**PROBLEM TO SOLVE**
From the listing that follows, output everything exactly except the pictures.

--------------------------------

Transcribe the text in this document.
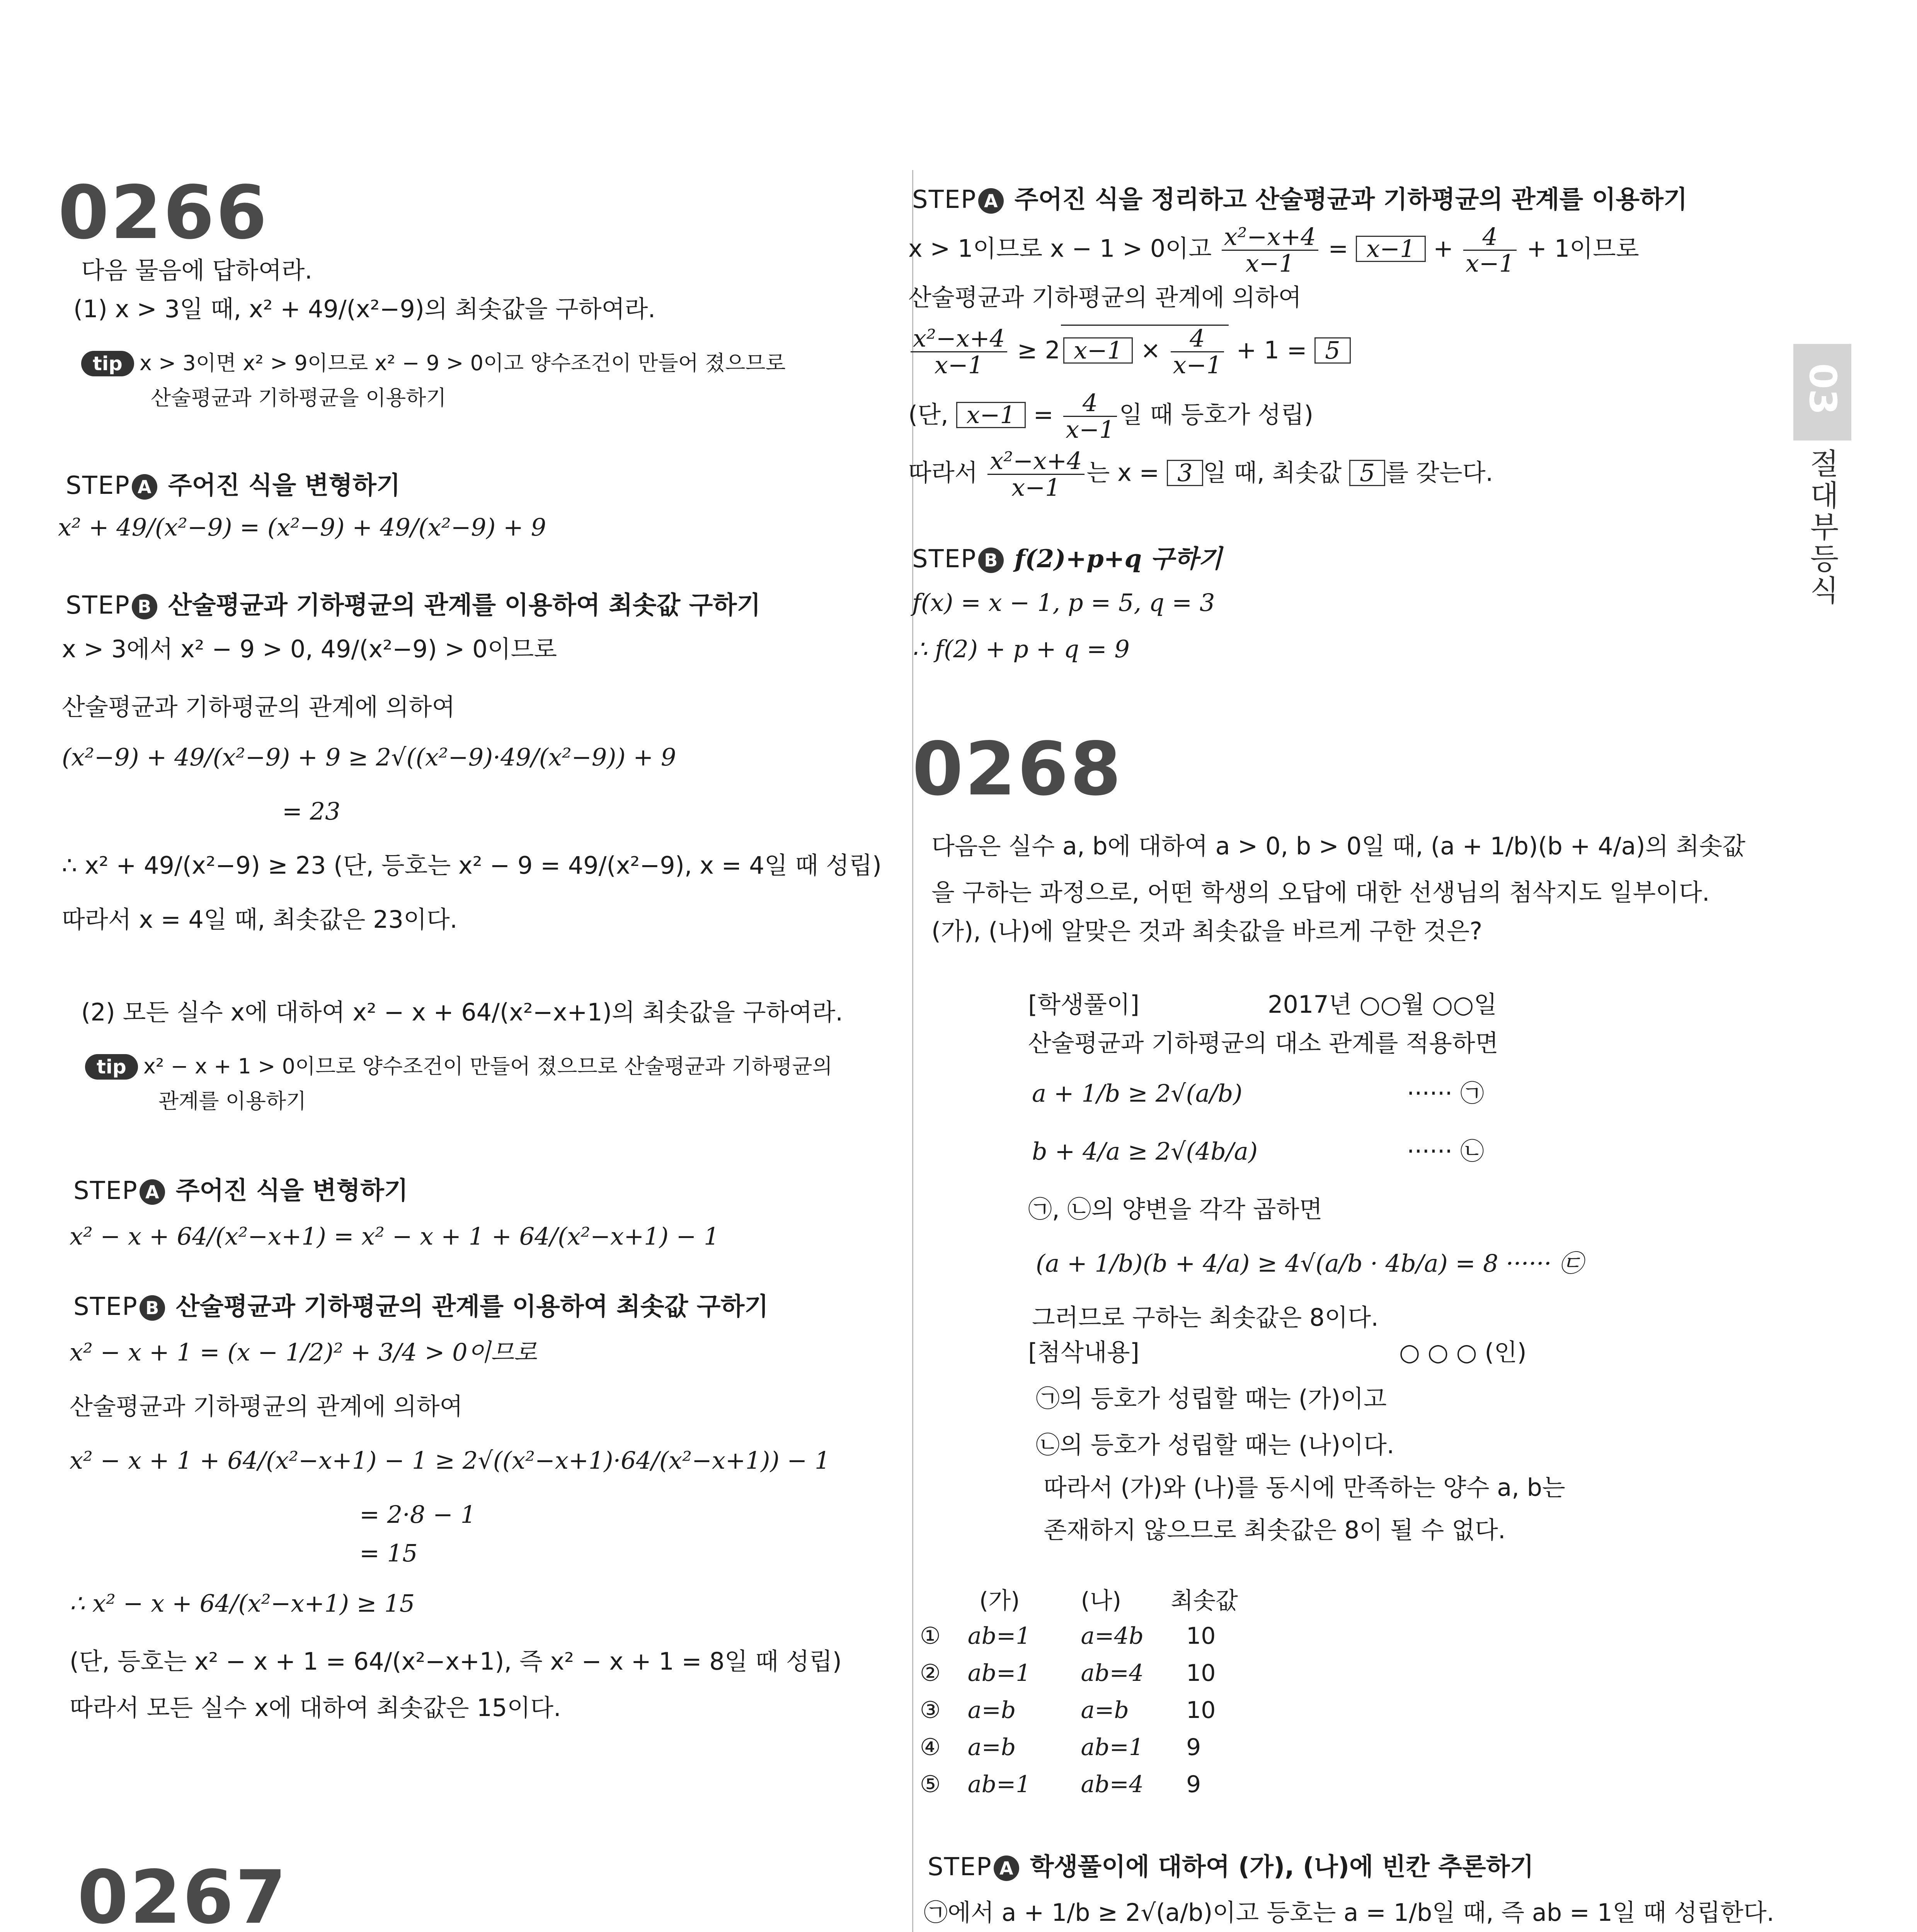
0266
다음 물음에 답하여라.
(1) x > 3일 때, x² + 49/(x²−9)의 최솟값을 구하여라.
tip x > 3이면 x² > 9이므로 x² − 9 > 0이고 양수조건이 만들어 졌으므로
산술평균과 기하평균을 이용하기
STEP A 주어진 식을 변형하기
x² + 49/(x²−9) = (x²−9) + 49/(x²−9) + 9
STEP B 산술평균과 기하평균의 관계를 이용하여 최솟값 구하기
x > 3에서 x² − 9 > 0, 49/(x²−9) > 0이므로
산술평균과 기하평균의 관계에 의하여
(x²−9) + 49/(x²−9) + 9 ≥ 2√((x²−9)·49/(x²−9)) + 9
= 23
∴ x² + 49/(x²−9) ≥ 23 (단, 등호는 x² − 9 = 49/(x²−9), x = 4일 때 성립)
따라서 x = 4일 때, 최솟값은 23이다.
(2) 모든 실수 x에 대하여 x² − x + 64/(x²−x+1)의 최솟값을 구하여라.
tip x² − x + 1 > 0이므로 양수조건이 만들어 졌으므로 산술평균과 기하평균의
관계를 이용하기
STEP A 주어진 식을 변형하기
x² − x + 64/(x²−x+1) = x² − x + 1 + 64/(x²−x+1) − 1
STEP B 산술평균과 기하평균의 관계를 이용하여 최솟값 구하기
x² − x + 1 = (x − 1/2)² + 3/4 > 0이므로
산술평균과 기하평균의 관계에 의하여
x² − x + 1 + 64/(x²−x+1) − 1 ≥ 2√((x²−x+1)·64/(x²−x+1)) − 1
= 2·8 − 1
= 15
∴ x² − x + 64/(x²−x+1) ≥ 15
(단, 등호는 x² − x + 1 = 64/(x²−x+1), 즉 x² − x + 1 = 8일 때 성립)
따라서 모든 실수 x에 대하여 최솟값은 15이다.
0267
STEP A 주어진 식을 정리하고 산술평균과 기하평균의 관계를 이용하기
x > 1이므로 x − 1 > 0이고 $\frac{\text{x²−x+4}}{x-1} = x-1 + \frac{4}{x-1} + 1$이므로
산술평균과 기하평균의 관계에 의하여
$\frac{\text{x²−x+4}}{x-1} \ge 2$ $x-1 \times \frac{4}{x-1} + 1 = 5$
(단, $x-1 = \frac{4}{x-1}$ 일 때 등호가 성립)
따라서 $\frac{\text{x²−x+4}}{x-1}$ 는 x = 3 일 때, 최솟값 5 를 갖는다.
STEP B f(2)+p+q 구하기
f(x) = x − 1, p = 5, q = 3
∴ f(2) + p + q = 9
0268
다음은 실수 a, b에 대하여 a > 0, b > 0일 때, (a + 1/b)(b + 4/a)의 최솟값
을 구하는 과정으로, 어떤 학생의 오답에 대한 선생님의 첨삭지도 일부이다.
(가), (나)에 알맞은 것과 최솟값을 바르게 구한 것은?
[학생풀이]	2017년 ○○월 ○○일
산술평균과 기하평균의 대소 관계를 적용하면
a + 1/b ≥ 2√(a/b)	······ ㉠
b + 4/a ≥ 2√(4b/a)	······ ㉡
㉠, ㉡의 양변을 각각 곱하면
(a + 1/b)(b + 4/a) ≥ 4√(a/b · 4b/a) = 8 ······ ㉢
그러므로 구하는 최솟값은 8이다.
[첨삭내용]	○ ○ ○ (인)
㉠의 등호가 성립할 때는 (가)이고
㉡의 등호가 성립할 때는 (나)이다.
따라서 (가)와 (나)를 동시에 만족하는 양수 a, b는
존재하지 않으므로 최솟값은 8이 될 수 없다.
	(가)	(나)	최솟값
①	ab=1	a=4b	10
②	ab=1	ab=4	10
③	a=b	a=b	10
④	a=b	ab=1	9
⑤	ab=1	ab=4	9
STEP A 학생풀이에 대하여 (가), (나)에 빈칸 추론하기
㉠에서 a + 1/b ≥ 2√(a/b)이고 등호는 a = 1/b일 때, 즉 ab = 1일 때 성립한다.
03
절대부등식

--------------------------------

**RESULT BELOW**
Transcribe the text in this document.
0266
다음 물음에 답하여라.
(1) x > 3일 때, x² + 49/(x²−9)의 최솟값을 구하여라.
tip x > 3이면 x² > 9이므로 x² − 9 > 0이고 양수조건이 만들어 졌으므로
산술평균과 기하평균을 이용하기
STEP A 주어진 식을 변형하기
x² + 49/(x²−9) = (x²−9) + 49/(x²−9) + 9
STEP B 산술평균과 기하평균의 관계를 이용하여 최솟값 구하기
x > 3에서 x² − 9 > 0, 49/(x²−9) > 0이므로
산술평균과 기하평균의 관계에 의하여
(x²−9) + 49/(x²−9) + 9 ≥ 2√((x²−9)·49/(x²−9)) + 9
= 23
∴ x² + 49/(x²−9) ≥ 23 (단, 등호는 x² − 9 = 49/(x²−9), x = 4일 때 성립)
따라서 x = 4일 때, 최솟값은 23이다.
(2) 모든 실수 x에 대하여 x² − x + 64/(x²−x+1)의 최솟값을 구하여라.
tip x² − x + 1 > 0이므로 양수조건이 만들어 졌으므로 산술평균과 기하평균의
관계를 이용하기
STEP A 주어진 식을 변형하기
x² − x + 64/(x²−x+1) = x² − x + 1 + 64/(x²−x+1) − 1
STEP B 산술평균과 기하평균의 관계를 이용하여 최솟값 구하기
x² − x + 1 = (x − 1/2)² + 3/4 > 0이므로
산술평균과 기하평균의 관계에 의하여
x² − x + 1 + 64/(x²−x+1) − 1 ≥ 2√((x²−x+1)·64/(x²−x+1)) − 1
= 2·8 − 1
= 15
∴ x² − x + 64/(x²−x+1) ≥ 15
(단, 등호는 x² − x + 1 = 64/(x²−x+1), 즉 x² − x + 1 = 8일 때 성립)
따라서 모든 실수 x에 대하여 최솟값은 15이다.
0267
STEP A 주어진 식을 정리하고 산술평균과 기하평균의 관계를 이용하기
x > 1이므로 x − 1 > 0이고 $\frac{\text{x²−x+4}}{x-1} = x-1 + \frac{4}{x-1} + 1$이므로
산술평균과 기하평균의 관계에 의하여
$\frac{\text{x²−x+4}}{x-1} \ge 2$ $x-1 \times \frac{4}{x-1} + 1 = 5$
(단, $x-1 = \frac{4}{x-1}$ 일 때 등호가 성립)
따라서 $\frac{\text{x²−x+4}}{x-1}$ 는 x = 3 일 때, 최솟값 5 를 갖는다.
STEP B f(2)+p+q 구하기
f(x) = x − 1, p = 5, q = 3
∴ f(2) + p + q = 9
0268
다음은 실수 a, b에 대하여 a > 0, b > 0일 때, (a + 1/b)(b + 4/a)의 최솟값
을 구하는 과정으로, 어떤 학생의 오답에 대한 선생님의 첨삭지도 일부이다.
(가), (나)에 알맞은 것과 최솟값을 바르게 구한 것은?
[학생풀이]	2017년 ○○월 ○○일
산술평균과 기하평균의 대소 관계를 적용하면
a + 1/b ≥ 2√(a/b)	······ ㉠
b + 4/a ≥ 2√(4b/a)	······ ㉡
㉠, ㉡의 양변을 각각 곱하면
(a + 1/b)(b + 4/a) ≥ 4√(a/b · 4b/a) = 8 ······ ㉢
그러므로 구하는 최솟값은 8이다.
[첨삭내용]	○ ○ ○ (인)
㉠의 등호가 성립할 때는 (가)이고
㉡의 등호가 성립할 때는 (나)이다.
따라서 (가)와 (나)를 동시에 만족하는 양수 a, b는
존재하지 않으므로 최솟값은 8이 될 수 없다.
	(가)	(나)	최솟값
①	ab=1	a=4b	10
②	ab=1	ab=4	10
③	a=b	a=b	10
④	a=b	ab=1	9
⑤	ab=1	ab=4	9
STEP A 학생풀이에 대하여 (가), (나)에 빈칸 추론하기
㉠에서 a + 1/b ≥ 2√(a/b)이고 등호는 a = 1/b일 때, 즉 ab = 1일 때 성립한다.
03
절대부등식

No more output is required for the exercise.